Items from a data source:
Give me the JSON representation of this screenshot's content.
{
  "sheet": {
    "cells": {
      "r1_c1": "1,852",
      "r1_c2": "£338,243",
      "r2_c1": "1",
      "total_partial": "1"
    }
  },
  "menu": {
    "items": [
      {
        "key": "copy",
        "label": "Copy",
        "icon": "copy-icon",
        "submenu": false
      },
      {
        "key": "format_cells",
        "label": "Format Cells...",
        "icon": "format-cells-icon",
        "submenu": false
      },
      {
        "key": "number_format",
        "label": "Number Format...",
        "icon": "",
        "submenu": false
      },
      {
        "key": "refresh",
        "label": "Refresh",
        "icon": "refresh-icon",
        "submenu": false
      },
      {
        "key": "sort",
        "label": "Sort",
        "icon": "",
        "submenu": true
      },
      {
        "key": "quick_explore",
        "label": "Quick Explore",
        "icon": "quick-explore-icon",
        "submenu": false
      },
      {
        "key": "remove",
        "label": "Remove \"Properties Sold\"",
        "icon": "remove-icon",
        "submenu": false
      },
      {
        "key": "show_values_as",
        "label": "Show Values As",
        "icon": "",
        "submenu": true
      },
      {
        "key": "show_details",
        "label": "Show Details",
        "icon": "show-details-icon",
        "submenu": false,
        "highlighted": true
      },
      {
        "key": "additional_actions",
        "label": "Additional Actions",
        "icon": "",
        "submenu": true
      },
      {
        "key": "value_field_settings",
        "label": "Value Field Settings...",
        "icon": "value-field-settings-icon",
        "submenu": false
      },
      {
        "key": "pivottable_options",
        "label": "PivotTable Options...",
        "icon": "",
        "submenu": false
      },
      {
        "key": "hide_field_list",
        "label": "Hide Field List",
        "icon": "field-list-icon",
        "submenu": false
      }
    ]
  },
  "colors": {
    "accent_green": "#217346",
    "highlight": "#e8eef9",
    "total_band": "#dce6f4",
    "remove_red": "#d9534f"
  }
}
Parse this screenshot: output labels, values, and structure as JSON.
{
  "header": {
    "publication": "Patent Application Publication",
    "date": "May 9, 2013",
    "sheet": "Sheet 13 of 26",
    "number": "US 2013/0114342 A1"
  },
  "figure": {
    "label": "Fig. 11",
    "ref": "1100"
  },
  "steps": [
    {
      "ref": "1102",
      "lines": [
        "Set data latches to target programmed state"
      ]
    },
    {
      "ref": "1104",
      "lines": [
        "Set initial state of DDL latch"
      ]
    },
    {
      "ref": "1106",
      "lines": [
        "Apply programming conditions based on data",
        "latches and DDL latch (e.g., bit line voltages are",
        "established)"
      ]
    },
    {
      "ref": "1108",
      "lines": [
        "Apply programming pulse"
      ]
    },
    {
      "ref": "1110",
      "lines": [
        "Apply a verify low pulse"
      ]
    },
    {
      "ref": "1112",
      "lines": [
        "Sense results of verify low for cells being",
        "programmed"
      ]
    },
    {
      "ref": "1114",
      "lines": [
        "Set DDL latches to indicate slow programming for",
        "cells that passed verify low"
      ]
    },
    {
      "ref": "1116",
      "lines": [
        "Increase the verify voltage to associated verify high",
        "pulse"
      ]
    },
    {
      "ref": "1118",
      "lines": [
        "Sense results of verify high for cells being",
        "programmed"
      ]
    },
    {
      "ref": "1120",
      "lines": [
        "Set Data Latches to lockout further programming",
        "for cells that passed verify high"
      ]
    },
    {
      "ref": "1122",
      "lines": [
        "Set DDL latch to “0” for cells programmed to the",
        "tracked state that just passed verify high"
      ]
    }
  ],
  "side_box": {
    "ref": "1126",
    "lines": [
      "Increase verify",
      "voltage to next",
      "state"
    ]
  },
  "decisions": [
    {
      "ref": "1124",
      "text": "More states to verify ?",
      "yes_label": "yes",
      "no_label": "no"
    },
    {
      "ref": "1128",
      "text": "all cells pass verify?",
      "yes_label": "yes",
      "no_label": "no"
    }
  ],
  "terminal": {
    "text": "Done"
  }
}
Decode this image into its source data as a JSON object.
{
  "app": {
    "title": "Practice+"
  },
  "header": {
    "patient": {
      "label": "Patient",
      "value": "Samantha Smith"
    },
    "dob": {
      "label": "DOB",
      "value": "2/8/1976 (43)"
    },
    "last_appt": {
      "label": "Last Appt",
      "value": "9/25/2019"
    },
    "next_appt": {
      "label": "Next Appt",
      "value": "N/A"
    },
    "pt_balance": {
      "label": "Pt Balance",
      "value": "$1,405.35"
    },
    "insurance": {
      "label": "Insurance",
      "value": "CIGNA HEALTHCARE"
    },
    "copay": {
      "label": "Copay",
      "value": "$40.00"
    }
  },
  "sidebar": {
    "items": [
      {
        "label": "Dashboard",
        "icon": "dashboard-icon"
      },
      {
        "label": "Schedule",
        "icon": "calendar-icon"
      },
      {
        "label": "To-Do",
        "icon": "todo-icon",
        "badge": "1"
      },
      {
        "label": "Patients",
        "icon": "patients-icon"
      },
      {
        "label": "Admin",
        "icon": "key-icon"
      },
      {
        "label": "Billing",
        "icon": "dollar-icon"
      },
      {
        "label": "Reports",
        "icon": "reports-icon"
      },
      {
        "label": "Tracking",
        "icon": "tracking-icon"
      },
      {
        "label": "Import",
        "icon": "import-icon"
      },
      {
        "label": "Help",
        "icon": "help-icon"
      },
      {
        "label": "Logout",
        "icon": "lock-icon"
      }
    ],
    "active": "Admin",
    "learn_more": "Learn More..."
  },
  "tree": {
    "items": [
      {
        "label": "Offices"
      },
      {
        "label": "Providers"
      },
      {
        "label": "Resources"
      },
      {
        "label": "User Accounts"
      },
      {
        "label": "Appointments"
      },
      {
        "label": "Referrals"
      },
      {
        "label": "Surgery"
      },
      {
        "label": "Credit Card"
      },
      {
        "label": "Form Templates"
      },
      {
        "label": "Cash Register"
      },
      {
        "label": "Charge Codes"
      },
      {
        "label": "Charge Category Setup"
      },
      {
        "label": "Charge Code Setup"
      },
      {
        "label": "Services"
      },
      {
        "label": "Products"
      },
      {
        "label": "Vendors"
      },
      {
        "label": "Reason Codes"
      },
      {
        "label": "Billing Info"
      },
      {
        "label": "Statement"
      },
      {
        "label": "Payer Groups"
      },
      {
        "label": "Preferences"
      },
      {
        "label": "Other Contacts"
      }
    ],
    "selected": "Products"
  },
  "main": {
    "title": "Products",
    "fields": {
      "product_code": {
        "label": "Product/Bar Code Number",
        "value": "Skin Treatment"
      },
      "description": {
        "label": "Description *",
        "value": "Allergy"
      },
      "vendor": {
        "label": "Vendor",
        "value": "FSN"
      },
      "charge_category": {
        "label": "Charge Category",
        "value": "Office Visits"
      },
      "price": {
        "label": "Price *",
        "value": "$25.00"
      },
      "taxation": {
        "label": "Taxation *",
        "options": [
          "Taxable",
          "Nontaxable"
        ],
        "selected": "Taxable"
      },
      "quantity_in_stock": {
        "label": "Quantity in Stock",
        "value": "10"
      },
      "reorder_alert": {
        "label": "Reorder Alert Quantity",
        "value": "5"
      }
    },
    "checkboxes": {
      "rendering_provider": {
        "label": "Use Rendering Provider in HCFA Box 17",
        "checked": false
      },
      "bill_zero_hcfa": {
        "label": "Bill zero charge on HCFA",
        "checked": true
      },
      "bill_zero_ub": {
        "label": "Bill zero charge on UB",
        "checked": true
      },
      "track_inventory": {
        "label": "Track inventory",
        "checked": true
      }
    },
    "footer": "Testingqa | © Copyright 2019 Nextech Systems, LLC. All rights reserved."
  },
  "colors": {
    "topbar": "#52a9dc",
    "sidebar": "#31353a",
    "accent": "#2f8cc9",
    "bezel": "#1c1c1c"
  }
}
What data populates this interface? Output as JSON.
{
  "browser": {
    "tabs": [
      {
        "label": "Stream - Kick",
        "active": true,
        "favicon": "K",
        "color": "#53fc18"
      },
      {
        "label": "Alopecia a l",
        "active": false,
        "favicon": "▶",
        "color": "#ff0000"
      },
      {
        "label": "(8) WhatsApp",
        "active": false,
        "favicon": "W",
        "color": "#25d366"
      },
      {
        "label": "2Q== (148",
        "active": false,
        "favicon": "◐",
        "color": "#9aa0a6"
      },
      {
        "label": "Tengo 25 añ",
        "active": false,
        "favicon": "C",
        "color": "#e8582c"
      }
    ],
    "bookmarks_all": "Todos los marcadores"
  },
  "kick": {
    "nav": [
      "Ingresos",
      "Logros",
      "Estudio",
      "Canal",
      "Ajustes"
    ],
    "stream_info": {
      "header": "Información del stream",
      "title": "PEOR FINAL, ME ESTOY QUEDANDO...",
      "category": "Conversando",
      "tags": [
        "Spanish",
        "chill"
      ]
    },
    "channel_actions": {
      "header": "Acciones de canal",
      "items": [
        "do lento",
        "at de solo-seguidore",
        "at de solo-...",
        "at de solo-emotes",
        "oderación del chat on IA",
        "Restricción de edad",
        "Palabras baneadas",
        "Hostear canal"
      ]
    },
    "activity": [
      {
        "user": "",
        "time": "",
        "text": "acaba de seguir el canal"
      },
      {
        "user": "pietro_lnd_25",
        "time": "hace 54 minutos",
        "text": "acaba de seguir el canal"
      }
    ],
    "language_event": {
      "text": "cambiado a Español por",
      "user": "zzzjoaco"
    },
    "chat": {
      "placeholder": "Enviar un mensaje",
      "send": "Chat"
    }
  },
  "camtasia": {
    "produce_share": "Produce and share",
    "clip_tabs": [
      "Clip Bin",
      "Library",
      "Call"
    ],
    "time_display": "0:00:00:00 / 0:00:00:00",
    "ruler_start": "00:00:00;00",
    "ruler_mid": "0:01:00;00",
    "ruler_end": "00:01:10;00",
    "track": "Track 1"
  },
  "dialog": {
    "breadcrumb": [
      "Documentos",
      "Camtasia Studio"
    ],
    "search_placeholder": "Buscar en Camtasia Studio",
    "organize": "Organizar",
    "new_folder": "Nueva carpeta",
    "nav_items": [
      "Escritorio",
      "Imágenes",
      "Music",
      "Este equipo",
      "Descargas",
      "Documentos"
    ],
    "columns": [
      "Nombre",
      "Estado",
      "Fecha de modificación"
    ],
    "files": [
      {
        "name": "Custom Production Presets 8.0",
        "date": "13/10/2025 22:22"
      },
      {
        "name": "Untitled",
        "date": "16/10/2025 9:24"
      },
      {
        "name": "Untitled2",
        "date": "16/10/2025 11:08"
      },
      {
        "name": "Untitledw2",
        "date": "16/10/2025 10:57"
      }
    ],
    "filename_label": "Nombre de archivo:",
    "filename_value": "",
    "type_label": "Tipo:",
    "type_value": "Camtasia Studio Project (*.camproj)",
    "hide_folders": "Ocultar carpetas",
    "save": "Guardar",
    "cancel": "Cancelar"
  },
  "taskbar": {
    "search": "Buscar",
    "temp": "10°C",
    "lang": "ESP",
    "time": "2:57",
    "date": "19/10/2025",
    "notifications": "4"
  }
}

**Task instructions:**
If a line of the data contains "results", copy it out.

**Exercise answer:**
        "Sense results of verify low for cells being",
        "Sense results of verify high for cells being",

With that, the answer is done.